— START OF Recorded data —

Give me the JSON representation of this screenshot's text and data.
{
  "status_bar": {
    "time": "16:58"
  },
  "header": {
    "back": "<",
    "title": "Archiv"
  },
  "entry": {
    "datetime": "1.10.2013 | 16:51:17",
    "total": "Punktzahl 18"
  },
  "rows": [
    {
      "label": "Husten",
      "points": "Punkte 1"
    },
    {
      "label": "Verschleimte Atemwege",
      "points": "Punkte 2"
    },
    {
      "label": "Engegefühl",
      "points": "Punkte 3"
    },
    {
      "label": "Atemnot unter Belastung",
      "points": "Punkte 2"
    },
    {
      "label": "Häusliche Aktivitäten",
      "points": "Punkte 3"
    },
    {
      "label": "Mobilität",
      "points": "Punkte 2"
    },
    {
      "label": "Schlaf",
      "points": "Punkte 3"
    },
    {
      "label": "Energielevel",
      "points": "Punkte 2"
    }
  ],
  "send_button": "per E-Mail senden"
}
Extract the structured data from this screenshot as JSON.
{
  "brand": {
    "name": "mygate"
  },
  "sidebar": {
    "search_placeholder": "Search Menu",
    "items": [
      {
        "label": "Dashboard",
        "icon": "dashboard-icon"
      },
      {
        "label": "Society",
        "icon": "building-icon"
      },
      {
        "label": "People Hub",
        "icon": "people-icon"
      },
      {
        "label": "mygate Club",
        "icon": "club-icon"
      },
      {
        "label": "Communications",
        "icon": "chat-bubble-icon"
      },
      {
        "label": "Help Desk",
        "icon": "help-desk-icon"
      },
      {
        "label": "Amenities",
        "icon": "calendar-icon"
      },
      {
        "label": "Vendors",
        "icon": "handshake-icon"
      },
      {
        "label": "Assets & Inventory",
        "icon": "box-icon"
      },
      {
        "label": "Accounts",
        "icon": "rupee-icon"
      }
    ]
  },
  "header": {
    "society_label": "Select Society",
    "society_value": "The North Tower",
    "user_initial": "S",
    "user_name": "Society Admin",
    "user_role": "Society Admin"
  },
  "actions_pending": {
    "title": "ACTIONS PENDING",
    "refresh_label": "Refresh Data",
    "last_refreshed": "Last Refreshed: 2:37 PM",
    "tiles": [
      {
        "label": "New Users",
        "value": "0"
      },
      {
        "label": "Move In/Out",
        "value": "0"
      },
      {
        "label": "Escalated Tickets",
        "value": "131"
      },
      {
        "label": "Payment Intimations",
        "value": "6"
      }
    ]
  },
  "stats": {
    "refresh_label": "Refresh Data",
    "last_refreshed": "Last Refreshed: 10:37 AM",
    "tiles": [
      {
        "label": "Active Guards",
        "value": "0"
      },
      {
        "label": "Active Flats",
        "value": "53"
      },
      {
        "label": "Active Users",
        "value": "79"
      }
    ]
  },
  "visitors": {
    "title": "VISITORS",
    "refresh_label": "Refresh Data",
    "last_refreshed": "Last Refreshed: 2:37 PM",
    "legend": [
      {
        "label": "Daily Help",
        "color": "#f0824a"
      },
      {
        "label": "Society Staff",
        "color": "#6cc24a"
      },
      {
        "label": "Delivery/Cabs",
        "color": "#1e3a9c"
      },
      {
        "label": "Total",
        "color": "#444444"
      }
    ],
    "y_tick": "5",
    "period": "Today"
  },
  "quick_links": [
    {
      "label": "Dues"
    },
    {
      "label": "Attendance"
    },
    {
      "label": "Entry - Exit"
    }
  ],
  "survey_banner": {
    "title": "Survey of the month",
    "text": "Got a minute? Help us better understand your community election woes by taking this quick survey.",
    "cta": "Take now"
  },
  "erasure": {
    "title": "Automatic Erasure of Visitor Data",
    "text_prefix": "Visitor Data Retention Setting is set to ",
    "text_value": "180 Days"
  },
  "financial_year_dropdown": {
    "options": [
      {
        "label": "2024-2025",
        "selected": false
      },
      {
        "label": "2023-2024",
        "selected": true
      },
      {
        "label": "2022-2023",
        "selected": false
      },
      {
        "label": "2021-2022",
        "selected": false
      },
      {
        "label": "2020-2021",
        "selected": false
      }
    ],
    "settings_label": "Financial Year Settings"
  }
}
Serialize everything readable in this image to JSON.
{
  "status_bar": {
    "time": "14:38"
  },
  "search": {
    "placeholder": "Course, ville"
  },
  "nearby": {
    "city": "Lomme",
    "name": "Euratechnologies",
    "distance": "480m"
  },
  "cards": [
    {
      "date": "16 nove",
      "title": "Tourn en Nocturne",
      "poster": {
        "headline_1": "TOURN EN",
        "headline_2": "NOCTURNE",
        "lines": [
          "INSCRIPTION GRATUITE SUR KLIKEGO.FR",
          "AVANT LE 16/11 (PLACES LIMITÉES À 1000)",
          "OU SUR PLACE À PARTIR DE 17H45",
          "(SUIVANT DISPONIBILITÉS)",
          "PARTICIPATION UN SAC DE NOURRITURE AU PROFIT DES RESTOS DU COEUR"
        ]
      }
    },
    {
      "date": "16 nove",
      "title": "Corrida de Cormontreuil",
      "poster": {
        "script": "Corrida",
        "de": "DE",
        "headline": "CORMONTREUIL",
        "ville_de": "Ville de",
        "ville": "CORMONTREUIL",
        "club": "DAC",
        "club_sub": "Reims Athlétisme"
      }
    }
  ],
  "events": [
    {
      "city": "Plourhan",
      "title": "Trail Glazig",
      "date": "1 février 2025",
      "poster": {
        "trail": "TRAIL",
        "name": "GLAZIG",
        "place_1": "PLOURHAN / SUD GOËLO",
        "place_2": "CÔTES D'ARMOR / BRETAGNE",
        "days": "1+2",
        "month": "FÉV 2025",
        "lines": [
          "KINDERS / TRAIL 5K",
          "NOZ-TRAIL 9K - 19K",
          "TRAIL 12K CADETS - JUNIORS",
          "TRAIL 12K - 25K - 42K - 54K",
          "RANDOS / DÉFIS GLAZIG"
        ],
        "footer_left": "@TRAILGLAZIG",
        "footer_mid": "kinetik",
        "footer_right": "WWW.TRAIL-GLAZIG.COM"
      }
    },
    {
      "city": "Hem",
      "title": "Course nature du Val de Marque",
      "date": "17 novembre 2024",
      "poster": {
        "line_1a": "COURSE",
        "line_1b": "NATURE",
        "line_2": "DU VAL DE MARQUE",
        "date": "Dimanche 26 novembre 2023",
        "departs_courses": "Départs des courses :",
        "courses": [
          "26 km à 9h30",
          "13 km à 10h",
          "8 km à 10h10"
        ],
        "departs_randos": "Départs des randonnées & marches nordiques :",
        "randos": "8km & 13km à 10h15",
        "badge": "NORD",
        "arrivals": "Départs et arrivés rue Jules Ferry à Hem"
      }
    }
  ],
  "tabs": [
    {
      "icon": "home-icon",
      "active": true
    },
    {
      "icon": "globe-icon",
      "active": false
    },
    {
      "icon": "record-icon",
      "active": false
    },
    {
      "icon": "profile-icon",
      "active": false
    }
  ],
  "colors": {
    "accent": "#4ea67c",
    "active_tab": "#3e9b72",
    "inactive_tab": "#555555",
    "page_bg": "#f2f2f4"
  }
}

— END OF Recorded data —

From the listing above, return each line with the word "courses".

        "departs_courses": "Départs des courses :",
        "courses": [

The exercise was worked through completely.